-- Start Exercise material --

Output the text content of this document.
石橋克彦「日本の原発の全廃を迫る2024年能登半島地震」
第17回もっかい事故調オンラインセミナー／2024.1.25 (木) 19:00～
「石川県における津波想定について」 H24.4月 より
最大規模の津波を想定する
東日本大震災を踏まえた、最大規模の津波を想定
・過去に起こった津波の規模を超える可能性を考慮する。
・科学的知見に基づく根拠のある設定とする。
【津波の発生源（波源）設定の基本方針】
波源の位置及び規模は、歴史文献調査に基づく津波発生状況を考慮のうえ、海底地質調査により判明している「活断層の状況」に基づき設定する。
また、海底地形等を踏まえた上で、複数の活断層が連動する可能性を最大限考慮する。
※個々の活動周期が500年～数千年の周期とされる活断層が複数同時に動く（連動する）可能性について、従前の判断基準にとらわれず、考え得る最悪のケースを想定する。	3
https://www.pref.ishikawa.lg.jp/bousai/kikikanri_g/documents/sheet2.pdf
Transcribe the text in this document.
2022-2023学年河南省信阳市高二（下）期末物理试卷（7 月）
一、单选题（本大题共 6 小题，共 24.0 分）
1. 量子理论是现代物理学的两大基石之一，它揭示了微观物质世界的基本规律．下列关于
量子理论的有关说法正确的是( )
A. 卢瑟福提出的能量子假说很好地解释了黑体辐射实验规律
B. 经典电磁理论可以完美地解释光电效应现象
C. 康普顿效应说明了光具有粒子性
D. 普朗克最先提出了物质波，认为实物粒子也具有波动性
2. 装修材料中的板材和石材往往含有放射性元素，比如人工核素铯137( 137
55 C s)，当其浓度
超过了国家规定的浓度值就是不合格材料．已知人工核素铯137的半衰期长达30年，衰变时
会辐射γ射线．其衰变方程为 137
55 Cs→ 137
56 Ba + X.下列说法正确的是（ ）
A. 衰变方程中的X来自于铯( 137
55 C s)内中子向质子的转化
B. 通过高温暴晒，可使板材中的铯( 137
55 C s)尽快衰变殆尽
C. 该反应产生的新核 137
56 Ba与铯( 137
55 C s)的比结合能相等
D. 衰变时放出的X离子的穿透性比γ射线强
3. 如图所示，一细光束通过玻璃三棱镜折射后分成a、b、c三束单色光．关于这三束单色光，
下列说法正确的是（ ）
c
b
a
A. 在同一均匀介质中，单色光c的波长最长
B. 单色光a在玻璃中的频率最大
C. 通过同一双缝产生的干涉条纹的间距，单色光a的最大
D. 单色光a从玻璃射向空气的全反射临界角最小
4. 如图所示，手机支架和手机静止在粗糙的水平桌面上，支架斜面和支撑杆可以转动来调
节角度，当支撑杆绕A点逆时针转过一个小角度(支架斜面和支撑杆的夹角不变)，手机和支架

-- End Exercise material --

■ **Exercise directions**
Isolate the lines that hold the word "this" and copy all of them.

■ **Task answer**
Output the text content of this document.
Transcribe the text in this document.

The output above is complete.